Repeat the entries below exactly as they appear, with no pictures.

Saved entries
---+---

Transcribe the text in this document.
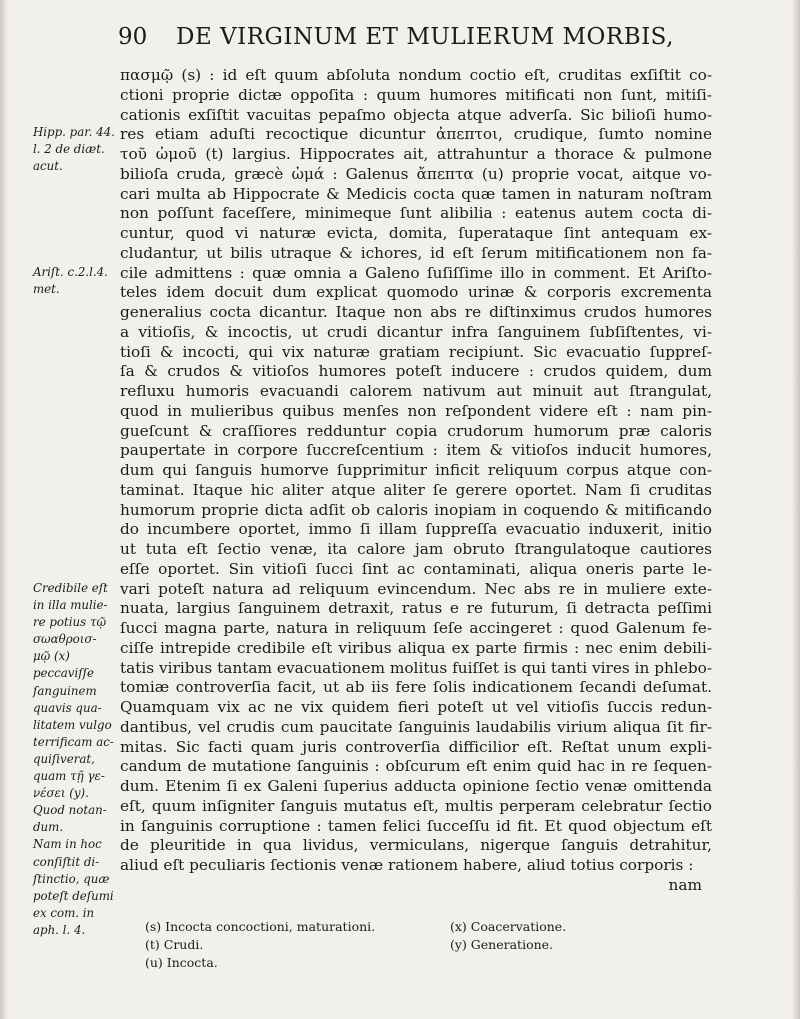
90 DE VIRGINUM ET MULIERUM MORBIS,
πασμῷ (s) : id eſt quum abſoluta nondum coctio eſt, cruditas exſiſtit co-
ctioni proprie dictæ oppoſita : quum humores mitificati non ſunt, mitiſi-
cationis exſiſtit vacuitas pepaſmo objecta atque adverſa. Sic bilioſi humo-
res etiam aduſti recoctique dicuntur ἀπεπτοι, crudique, ſumto nomine
τοῦ ὠμοῦ (t) largius. Hippocrates ait, attrahuntur a thorace & pulmone
bilioſa cruda, græcè ὠμά : Galenus ἄπεπτα (u) proprie vocat, aitque vo-
cari multa ab Hippocrate & Medicis cocta quæ tamen in naturam noſtram
non poſſunt faceſſere, minimeque ſunt alibilia : eatenus autem cocta di-
cuntur, quod vi naturæ evicta, domita, ſuperataque ſint antequam ex-
cludantur, ut bilis utraque & ichores, id eſt ſerum mitificationem non fa-
cile admittens : quæ omnia a Galeno ſuſiſſime illo in comment. Et Ariſto-
teles idem docuit dum explicat quomodo urinæ & corporis excrementa
generalius cocta dicantur. Itaque non abs re diſtinximus crudos humores
a vitioſis, & incoctis, ut crudi dicantur infra ſanguinem ſubſiſtentes, vi-
tioſi & incocti, qui vix naturæ gratiam recipiunt. Sic evacuatio ſuppreſ-
ſa & crudos & vitioſos humores poteſt inducere : crudos quidem, dum
refluxu humoris evacuandi calorem nativum aut minuit aut ſtrangulat,
quod in mulieribus quibus menſes non reſpondent videre eſt : nam pin-
gueſcunt & craſſiores redduntur copia crudorum humorum præ caloris
paupertate in corpore ſuccreſcentium : item & vitioſos inducit humores,
dum qui ſanguis humorve ſupprimitur inficit reliquum corpus atque con-
taminat. Itaque hic aliter atque aliter ſe gerere oportet. Nam ſi cruditas
humorum proprie dicta adſit ob caloris inopiam in coquendo & mitificando
do incumbere oportet, immo ſi illam ſuppreſſa evacuatio induxerit, initio
ut tuta eſt ſectio venæ, ita calore jam obruto ſtrangulatoque cautiores
eſſe oportet. Sin vitioſi ſucci ſint ac contaminati, aliqua oneris parte le-
vari poteſt natura ad reliquum evincendum. Nec abs re in muliere exte-
nuata, largius ſanguinem detraxit, ratus e re futurum, ſi detracta peſſimi
ſucci magna parte, natura in reliquum ſeſe accingeret : quod Galenum fe-
ciſſe intrepide credibile eſt viribus aliqua ex parte firmis : nec enim debili-
tatis viribus tantam evacuationem molitus fuiſſet is qui tanti vires in phlebo-
tomiæ controverſia facit, ut ab iis fere ſolis indicationem ſecandi deſumat.
Quamquam vix ac ne vix quidem fieri poteſt ut vel vitioſis ſuccis redun-
dantibus, vel crudis cum paucitate ſanguinis laudabilis virium aliqua ſit fir-
mitas. Sic facti quam juris controverſia difficilior eſt. Reſtat unum expli-
candum de mutatione ſanguinis : obſcurum eſt enim quid hac in re ſequen-
dum. Etenim ſi ex Galeni ſuperius adducta opinione ſectio venæ omittenda
eſt, quum inſigniter ſanguis mutatus eſt, multis perperam celebratur ſectio
in ſanguinis corruptione : tamen felici ſucceſſu id fit. Et quod objectum eſt
de pleuritide in qua lividus, vermiculans, nigerque ſanguis detrahitur,
aliud eſt peculiaris ſectionis venæ rationem habere, aliud totius corporis :
nam
Hipp. par. 44.
l. 2 de diæt.
acut.
Ariſt. c.2.l.4.
met.
Credibile eſt
in illa mulie-
re potius τῷ
σωαθροισ-
μῷ (x)
peccaviſſe
ſanguinem
quavis qua-
litatem vulgo
terrificam ac-
quiſiverat,
quam τῇ γε-
νέσει (y).
Quod notan-
dum.
Nam in hoc
conſiſtit di-
ſtinctio, quæ
poteſt deſumi
ex com. in
aph. l. 4.	(s) Incocta concoctioni, maturationi.
(t) Crudi.
(u) Incocta.
(x) Coacervatione.
(y) Generatione.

---+---

Answer to this exercise:
Transcribe the text in this document.
90 DE VIRGINUM ET MULIERUM MORBIS,
πασμῷ (s) : id eſt quum abſoluta nondum coctio eſt, cruditas exſiſtit co-
ctioni proprie dictæ oppoſita : quum humores mitificati non ſunt, mitiſi-
cationis exſiſtit vacuitas pepaſmo objecta atque adverſa. Sic bilioſi humo-
res etiam aduſti recoctique dicuntur ἀπεπτοι, crudique, ſumto nomine
τοῦ ὠμοῦ (t) largius. Hippocrates ait, attrahuntur a thorace & pulmone
bilioſa cruda, græcè ὠμά : Galenus ἄπεπτα (u) proprie vocat, aitque vo-
cari multa ab Hippocrate & Medicis cocta quæ tamen in naturam noſtram
non poſſunt faceſſere, minimeque ſunt alibilia : eatenus autem cocta di-
cuntur, quod vi naturæ evicta, domita, ſuperataque ſint antequam ex-
cludantur, ut bilis utraque & ichores, id eſt ſerum mitificationem non fa-
cile admittens : quæ omnia a Galeno ſuſiſſime illo in comment. Et Ariſto-
teles idem docuit dum explicat quomodo urinæ & corporis excrementa
generalius cocta dicantur. Itaque non abs re diſtinximus crudos humores
a vitioſis, & incoctis, ut crudi dicantur infra ſanguinem ſubſiſtentes, vi-
tioſi & incocti, qui vix naturæ gratiam recipiunt. Sic evacuatio ſuppreſ-
ſa & crudos & vitioſos humores poteſt inducere : crudos quidem, dum
refluxu humoris evacuandi calorem nativum aut minuit aut ſtrangulat,
quod in mulieribus quibus menſes non reſpondent videre eſt : nam pin-
gueſcunt & craſſiores redduntur copia crudorum humorum præ caloris
paupertate in corpore ſuccreſcentium : item & vitioſos inducit humores,
dum qui ſanguis humorve ſupprimitur inficit reliquum corpus atque con-
taminat. Itaque hic aliter atque aliter ſe gerere oportet. Nam ſi cruditas
humorum proprie dicta adſit ob caloris inopiam in coquendo & mitificando
do incumbere oportet, immo ſi illam ſuppreſſa evacuatio induxerit, initio
ut tuta eſt ſectio venæ, ita calore jam obruto ſtrangulatoque cautiores
eſſe oportet. Sin vitioſi ſucci ſint ac contaminati, aliqua oneris parte le-
vari poteſt natura ad reliquum evincendum. Nec abs re in muliere exte-
nuata, largius ſanguinem detraxit, ratus e re futurum, ſi detracta peſſimi
ſucci magna parte, natura in reliquum ſeſe accingeret : quod Galenum fe-
ciſſe intrepide credibile eſt viribus aliqua ex parte firmis : nec enim debili-
tatis viribus tantam evacuationem molitus fuiſſet is qui tanti vires in phlebo-
tomiæ controverſia facit, ut ab iis fere ſolis indicationem ſecandi deſumat.
Quamquam vix ac ne vix quidem fieri poteſt ut vel vitioſis ſuccis redun-
dantibus, vel crudis cum paucitate ſanguinis laudabilis virium aliqua ſit fir-
mitas. Sic facti quam juris controverſia difficilior eſt. Reſtat unum expli-
candum de mutatione ſanguinis : obſcurum eſt enim quid hac in re ſequen-
dum. Etenim ſi ex Galeni ſuperius adducta opinione ſectio venæ omittenda
eſt, quum inſigniter ſanguis mutatus eſt, multis perperam celebratur ſectio
in ſanguinis corruptione : tamen felici ſucceſſu id fit. Et quod objectum eſt
de pleuritide in qua lividus, vermiculans, nigerque ſanguis detrahitur,
aliud eſt peculiaris ſectionis venæ rationem habere, aliud totius corporis :
nam
Hipp. par. 44.
l. 2 de diæt.
acut.
Ariſt. c.2.l.4.
met.
Credibile eſt
in illa mulie-
re potius τῷ
σωαθροισ-
μῷ (x)
peccaviſſe
ſanguinem
quavis qua-
litatem vulgo
terrificam ac-
quiſiverat,
quam τῇ γε-
νέσει (y).
Quod notan-
dum.
Nam in hoc
conſiſtit di-
ſtinctio, quæ
poteſt deſumi
ex com. in
aph. l. 4.	(s) Incocta concoctioni, maturationi.
(t) Crudi.
(u) Incocta.
(x) Coacervatione.
(y) Generatione.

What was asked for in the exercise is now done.